Look through the data below and return each line where "Smith" appears.

::: SUPPLIED ENTRIES :::

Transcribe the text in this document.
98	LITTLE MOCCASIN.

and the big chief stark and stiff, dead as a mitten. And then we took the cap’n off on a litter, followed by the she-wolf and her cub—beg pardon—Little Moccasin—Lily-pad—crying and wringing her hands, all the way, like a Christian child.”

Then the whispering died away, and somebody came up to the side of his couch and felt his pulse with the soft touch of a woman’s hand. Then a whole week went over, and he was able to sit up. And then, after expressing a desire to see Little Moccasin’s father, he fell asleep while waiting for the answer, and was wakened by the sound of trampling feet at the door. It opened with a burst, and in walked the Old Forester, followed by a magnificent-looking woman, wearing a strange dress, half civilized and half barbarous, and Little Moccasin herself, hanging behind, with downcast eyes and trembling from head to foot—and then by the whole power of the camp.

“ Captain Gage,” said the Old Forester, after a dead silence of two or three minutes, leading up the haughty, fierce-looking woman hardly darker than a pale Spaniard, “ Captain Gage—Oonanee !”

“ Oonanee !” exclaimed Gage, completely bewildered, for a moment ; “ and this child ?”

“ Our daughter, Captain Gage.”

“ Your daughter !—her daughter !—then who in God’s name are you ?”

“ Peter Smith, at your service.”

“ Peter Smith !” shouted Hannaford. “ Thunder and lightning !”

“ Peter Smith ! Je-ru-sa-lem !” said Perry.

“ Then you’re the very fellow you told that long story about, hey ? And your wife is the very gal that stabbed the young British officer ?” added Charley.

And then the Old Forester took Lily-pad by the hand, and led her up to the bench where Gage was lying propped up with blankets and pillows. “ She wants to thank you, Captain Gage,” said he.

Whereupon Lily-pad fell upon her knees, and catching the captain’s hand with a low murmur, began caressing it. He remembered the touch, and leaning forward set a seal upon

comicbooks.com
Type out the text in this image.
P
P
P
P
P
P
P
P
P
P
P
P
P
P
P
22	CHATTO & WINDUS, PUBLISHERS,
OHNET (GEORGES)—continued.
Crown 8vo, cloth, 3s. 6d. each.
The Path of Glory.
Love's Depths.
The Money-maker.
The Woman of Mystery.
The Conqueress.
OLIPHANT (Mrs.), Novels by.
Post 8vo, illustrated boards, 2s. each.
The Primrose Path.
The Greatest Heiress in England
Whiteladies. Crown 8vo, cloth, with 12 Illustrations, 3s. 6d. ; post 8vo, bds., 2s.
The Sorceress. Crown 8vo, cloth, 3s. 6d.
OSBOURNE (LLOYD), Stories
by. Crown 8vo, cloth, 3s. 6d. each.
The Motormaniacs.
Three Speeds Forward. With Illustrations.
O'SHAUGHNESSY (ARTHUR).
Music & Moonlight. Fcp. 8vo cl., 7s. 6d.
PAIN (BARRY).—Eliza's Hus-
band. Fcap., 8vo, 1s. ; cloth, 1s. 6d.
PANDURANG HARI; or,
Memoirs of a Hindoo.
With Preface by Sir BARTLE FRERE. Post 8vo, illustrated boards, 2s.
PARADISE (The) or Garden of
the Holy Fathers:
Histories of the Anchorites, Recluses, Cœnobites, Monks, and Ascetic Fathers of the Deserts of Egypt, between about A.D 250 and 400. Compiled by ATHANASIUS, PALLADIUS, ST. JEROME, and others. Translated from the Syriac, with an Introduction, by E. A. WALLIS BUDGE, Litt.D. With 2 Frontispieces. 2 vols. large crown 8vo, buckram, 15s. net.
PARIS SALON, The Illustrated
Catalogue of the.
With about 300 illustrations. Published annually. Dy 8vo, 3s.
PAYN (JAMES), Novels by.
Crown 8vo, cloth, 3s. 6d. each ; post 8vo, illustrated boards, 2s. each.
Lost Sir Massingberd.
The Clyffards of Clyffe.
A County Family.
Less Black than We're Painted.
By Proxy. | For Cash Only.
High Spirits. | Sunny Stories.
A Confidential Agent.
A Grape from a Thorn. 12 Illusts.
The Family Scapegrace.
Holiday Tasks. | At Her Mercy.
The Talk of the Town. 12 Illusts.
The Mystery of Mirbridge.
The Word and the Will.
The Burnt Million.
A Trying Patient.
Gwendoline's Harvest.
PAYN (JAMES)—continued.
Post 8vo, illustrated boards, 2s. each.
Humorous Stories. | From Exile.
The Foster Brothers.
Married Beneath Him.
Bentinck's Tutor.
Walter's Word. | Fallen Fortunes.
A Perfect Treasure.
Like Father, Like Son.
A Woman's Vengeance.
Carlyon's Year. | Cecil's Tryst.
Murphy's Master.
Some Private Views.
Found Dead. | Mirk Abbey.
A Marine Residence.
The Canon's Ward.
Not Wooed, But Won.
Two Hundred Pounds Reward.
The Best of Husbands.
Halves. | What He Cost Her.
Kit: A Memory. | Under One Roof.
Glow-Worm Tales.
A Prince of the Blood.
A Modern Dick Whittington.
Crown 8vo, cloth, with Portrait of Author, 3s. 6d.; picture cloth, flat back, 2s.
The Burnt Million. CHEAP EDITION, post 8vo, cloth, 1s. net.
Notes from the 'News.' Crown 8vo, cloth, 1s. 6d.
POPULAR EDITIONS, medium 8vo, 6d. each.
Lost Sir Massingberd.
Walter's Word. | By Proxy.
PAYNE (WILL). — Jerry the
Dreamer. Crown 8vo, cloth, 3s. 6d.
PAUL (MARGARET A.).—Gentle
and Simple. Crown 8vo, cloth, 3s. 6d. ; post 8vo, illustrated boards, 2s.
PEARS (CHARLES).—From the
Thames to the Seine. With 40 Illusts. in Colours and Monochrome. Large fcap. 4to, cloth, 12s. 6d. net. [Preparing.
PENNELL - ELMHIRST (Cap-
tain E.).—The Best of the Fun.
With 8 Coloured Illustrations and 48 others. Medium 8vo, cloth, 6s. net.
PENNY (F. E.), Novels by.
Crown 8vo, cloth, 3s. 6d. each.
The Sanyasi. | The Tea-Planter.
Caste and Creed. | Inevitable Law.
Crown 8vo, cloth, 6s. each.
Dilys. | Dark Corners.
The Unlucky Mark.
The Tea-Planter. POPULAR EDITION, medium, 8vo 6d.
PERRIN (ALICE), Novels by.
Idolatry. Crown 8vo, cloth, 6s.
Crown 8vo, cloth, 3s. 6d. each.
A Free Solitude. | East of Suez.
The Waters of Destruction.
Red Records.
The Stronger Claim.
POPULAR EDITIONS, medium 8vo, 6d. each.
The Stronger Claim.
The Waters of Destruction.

:::

ANSWER FOR THE TASK →
“ Peter Smith, at your service.”
“ Peter Smith !” shouted Hannaford. “ Thunder and lightning !”
“ Peter Smith ! Je-ru-sa-lem !” said Perry.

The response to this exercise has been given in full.